#### WHAT TO WORK ON:
Select from the data all lines with the word "this".

-------

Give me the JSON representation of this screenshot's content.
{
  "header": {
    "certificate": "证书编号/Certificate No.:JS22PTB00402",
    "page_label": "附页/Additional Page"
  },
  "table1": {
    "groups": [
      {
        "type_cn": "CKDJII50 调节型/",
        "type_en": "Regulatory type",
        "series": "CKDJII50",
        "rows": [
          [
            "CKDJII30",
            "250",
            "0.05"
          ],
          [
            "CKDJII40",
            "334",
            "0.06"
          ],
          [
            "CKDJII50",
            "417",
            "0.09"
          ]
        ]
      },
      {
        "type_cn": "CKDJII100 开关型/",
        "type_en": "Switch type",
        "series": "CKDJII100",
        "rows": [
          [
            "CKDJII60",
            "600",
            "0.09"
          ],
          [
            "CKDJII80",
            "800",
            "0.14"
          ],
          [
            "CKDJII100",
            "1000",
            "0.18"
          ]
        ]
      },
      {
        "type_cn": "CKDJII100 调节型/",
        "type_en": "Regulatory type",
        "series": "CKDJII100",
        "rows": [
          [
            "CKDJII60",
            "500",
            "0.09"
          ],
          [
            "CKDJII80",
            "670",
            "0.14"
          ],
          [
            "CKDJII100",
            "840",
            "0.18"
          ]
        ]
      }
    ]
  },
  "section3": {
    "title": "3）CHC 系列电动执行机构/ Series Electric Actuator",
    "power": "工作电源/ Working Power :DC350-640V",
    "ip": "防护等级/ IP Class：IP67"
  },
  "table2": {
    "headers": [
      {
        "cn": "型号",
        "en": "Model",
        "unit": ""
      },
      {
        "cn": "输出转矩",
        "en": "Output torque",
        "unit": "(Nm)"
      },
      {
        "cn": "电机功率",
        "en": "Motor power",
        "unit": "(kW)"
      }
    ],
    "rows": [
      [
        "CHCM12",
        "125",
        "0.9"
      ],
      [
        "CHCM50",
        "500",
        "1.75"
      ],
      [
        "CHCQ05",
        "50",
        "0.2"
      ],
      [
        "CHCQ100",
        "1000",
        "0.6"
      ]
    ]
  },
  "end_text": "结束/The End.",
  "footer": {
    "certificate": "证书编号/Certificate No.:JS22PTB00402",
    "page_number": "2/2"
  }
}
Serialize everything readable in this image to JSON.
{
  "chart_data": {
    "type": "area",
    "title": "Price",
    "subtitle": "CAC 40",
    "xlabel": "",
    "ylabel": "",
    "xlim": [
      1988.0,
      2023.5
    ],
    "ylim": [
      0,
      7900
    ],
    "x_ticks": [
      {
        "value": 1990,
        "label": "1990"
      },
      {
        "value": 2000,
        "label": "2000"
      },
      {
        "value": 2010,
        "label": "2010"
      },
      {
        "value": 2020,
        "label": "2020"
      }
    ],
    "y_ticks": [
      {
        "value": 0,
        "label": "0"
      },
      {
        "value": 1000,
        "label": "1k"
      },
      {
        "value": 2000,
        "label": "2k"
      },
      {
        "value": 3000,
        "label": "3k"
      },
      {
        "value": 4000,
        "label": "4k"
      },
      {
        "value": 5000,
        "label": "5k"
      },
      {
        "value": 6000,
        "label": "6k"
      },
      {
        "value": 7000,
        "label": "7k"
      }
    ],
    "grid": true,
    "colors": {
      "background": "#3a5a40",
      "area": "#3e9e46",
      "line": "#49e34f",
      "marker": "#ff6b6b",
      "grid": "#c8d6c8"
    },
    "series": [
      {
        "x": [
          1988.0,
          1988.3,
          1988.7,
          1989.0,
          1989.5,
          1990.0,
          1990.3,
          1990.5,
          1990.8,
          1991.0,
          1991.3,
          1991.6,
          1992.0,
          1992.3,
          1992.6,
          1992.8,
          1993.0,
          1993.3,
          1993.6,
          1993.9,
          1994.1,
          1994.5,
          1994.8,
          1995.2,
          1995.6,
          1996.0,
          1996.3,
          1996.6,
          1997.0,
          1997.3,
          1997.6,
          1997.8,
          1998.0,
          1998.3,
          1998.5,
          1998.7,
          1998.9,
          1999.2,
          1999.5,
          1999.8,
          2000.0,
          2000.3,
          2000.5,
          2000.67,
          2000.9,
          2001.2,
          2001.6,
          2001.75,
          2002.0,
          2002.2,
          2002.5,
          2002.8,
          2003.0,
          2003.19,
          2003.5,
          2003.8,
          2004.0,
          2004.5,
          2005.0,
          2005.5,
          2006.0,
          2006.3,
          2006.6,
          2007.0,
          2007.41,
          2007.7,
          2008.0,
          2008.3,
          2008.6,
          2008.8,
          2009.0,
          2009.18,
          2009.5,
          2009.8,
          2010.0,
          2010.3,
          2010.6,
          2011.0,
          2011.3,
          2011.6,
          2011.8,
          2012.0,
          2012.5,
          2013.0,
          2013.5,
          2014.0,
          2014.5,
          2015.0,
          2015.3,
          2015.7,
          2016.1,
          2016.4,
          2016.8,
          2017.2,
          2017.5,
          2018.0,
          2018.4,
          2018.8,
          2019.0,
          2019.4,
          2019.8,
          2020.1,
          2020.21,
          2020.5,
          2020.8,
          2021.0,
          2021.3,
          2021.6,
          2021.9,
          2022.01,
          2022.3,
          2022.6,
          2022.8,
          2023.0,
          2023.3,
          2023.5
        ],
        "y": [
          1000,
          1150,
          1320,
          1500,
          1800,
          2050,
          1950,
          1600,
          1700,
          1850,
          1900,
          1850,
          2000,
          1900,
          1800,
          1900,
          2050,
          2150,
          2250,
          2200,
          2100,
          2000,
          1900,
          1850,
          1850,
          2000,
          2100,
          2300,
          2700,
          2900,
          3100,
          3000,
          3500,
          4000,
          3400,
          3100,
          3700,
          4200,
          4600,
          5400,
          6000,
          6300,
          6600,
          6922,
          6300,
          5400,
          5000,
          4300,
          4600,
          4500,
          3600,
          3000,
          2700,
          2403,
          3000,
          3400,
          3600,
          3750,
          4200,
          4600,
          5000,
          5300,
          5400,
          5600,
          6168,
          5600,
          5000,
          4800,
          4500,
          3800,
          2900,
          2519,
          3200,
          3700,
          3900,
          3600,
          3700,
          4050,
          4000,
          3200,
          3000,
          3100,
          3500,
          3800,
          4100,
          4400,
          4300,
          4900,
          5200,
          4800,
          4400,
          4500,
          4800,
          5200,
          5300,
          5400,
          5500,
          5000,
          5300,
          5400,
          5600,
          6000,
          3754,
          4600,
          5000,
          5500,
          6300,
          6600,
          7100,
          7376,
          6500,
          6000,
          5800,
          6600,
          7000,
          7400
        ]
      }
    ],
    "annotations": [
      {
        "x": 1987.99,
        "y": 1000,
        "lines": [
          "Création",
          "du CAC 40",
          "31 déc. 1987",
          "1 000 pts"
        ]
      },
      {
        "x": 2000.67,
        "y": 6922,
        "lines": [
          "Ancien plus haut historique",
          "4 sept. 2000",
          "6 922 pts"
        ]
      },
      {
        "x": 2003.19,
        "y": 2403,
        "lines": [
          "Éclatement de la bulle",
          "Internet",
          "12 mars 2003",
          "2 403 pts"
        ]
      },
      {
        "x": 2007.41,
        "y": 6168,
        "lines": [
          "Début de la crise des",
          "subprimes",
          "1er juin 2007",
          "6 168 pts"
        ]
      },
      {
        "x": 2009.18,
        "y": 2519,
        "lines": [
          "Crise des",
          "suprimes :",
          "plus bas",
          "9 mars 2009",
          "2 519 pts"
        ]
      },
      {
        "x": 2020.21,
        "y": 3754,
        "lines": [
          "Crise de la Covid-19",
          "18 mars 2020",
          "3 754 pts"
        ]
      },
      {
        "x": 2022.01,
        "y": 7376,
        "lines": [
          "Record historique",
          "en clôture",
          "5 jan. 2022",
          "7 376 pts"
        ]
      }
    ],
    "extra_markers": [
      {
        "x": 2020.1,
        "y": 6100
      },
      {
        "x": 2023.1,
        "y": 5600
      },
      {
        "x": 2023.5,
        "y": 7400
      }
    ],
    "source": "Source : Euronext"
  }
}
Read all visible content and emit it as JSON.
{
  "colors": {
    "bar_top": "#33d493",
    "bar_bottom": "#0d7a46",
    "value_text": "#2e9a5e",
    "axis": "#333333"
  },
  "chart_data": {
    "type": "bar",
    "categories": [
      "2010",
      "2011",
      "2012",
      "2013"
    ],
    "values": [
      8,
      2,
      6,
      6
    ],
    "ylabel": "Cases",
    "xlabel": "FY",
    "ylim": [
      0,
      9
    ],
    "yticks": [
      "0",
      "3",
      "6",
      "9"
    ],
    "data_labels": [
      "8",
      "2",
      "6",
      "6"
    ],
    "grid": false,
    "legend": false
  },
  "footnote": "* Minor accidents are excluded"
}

-------

#### TASK ANSWER:
Give me the JSON representation of this screenshot's content.
Serialize everything readable in this image to JSON.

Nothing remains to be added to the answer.